= Record excerpts =
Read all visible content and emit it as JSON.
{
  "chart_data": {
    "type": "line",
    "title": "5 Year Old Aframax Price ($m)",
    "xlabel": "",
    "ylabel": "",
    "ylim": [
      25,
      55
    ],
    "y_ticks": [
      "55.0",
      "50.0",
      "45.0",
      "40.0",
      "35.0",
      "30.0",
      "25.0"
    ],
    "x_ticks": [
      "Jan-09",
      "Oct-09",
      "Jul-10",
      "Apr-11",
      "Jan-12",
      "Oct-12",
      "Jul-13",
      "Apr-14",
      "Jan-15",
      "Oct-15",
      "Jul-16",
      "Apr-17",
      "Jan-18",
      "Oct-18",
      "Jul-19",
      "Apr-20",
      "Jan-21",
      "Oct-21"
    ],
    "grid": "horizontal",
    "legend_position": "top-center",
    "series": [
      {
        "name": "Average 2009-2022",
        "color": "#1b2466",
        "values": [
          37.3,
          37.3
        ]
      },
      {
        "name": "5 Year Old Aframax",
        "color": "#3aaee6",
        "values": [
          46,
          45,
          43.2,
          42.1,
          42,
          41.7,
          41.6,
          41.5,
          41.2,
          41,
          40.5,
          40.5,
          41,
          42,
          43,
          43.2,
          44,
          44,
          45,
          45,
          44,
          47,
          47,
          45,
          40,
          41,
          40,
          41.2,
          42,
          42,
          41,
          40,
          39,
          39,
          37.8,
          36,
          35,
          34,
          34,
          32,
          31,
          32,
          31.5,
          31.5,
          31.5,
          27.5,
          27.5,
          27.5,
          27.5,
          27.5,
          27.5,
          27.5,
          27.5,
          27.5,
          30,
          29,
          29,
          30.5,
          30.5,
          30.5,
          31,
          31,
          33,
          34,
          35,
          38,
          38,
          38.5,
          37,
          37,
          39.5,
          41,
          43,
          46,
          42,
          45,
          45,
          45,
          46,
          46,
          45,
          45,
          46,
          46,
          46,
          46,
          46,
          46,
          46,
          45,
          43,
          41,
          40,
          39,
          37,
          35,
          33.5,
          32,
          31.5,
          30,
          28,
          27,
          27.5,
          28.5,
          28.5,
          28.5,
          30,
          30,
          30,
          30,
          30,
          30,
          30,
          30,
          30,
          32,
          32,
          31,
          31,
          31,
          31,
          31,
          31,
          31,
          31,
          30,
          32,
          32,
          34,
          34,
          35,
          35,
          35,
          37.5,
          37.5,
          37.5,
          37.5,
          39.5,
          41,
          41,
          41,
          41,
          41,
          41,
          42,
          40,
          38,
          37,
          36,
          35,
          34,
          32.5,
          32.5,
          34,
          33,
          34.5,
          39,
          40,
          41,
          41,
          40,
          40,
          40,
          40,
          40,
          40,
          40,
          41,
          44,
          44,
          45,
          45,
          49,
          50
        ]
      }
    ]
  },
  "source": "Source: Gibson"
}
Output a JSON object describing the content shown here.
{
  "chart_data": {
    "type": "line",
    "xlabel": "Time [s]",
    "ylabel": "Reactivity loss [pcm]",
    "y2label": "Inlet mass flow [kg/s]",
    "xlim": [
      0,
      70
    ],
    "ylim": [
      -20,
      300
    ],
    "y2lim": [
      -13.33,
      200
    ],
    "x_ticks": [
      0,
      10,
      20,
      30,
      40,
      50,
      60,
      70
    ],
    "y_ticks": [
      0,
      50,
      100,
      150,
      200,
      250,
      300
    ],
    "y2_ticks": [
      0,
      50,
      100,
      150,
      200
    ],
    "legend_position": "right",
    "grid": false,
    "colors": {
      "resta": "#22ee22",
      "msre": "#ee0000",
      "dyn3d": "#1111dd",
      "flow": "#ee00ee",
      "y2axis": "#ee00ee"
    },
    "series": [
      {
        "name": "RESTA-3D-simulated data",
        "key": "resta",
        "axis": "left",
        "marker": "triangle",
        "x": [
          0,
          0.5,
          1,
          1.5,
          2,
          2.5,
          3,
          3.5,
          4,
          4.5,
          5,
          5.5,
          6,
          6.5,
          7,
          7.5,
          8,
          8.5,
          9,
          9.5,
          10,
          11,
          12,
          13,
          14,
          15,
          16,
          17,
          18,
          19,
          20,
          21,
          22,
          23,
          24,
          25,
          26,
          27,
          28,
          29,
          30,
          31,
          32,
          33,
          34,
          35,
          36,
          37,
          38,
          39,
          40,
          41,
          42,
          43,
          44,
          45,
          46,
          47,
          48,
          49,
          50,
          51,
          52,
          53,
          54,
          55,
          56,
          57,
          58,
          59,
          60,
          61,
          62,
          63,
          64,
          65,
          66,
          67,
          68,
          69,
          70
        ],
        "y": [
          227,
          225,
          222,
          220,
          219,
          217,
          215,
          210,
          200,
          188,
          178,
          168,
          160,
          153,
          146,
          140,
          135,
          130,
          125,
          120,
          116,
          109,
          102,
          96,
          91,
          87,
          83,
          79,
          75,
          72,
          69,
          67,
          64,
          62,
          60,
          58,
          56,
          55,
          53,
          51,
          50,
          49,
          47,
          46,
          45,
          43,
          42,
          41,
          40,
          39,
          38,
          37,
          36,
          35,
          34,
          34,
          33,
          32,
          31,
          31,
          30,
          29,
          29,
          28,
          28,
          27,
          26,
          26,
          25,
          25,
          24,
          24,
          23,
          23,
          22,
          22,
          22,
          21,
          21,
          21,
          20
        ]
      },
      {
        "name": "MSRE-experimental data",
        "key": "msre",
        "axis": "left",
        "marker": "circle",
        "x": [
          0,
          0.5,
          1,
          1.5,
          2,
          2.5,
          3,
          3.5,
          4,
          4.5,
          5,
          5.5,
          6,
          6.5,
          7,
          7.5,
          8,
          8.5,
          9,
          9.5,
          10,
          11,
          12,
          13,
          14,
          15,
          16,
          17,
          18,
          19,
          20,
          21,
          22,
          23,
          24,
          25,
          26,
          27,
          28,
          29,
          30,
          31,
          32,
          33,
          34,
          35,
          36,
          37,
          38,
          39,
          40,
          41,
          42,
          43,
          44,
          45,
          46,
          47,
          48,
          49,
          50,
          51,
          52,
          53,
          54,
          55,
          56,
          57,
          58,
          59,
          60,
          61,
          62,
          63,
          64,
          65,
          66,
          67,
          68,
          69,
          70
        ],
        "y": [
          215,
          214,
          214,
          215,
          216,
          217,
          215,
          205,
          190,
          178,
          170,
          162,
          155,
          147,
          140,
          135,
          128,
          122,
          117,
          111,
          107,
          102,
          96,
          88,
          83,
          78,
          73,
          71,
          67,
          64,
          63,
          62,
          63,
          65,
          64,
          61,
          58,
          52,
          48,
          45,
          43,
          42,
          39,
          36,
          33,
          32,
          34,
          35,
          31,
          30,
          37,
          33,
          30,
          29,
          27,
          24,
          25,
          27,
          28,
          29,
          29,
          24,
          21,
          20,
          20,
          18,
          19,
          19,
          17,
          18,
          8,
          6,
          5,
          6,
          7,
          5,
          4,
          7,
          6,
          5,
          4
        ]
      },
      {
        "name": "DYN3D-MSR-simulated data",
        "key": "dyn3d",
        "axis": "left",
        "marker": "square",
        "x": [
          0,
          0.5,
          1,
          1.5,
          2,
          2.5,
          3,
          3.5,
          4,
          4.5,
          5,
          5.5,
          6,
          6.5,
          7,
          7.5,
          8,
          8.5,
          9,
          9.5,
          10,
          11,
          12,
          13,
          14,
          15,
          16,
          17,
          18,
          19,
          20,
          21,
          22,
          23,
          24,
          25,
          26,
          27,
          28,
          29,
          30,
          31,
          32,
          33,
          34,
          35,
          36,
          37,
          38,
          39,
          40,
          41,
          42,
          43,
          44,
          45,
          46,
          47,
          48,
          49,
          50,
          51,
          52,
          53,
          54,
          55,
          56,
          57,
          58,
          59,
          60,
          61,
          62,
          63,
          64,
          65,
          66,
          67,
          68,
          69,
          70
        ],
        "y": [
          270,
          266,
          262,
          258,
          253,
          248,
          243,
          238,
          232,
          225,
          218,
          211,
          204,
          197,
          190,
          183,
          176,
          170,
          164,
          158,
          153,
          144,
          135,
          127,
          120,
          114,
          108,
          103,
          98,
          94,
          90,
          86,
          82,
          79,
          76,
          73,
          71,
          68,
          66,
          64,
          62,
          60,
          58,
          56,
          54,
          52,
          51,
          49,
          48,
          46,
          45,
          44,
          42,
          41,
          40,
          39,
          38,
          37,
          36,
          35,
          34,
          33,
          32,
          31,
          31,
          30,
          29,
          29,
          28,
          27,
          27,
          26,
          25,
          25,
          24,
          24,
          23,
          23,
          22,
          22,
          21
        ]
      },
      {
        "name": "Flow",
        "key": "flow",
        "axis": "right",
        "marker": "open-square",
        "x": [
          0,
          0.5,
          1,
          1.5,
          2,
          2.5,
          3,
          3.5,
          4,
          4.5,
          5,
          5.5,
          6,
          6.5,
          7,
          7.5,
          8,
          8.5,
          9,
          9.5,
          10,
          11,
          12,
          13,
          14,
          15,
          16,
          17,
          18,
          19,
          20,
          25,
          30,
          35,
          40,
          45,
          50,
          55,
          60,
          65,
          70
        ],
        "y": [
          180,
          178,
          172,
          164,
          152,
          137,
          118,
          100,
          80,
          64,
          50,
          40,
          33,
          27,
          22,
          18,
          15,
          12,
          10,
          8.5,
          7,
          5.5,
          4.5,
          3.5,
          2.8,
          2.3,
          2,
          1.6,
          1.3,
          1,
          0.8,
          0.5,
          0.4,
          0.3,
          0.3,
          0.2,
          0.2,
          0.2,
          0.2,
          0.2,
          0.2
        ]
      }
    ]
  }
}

= Given request =
In the entries above, identify every line with the word "Year". Copy those lines.

= Response below =
    "title": "5 Year Old Aframax Price ($m)",
        "name": "5 Year Old Aframax",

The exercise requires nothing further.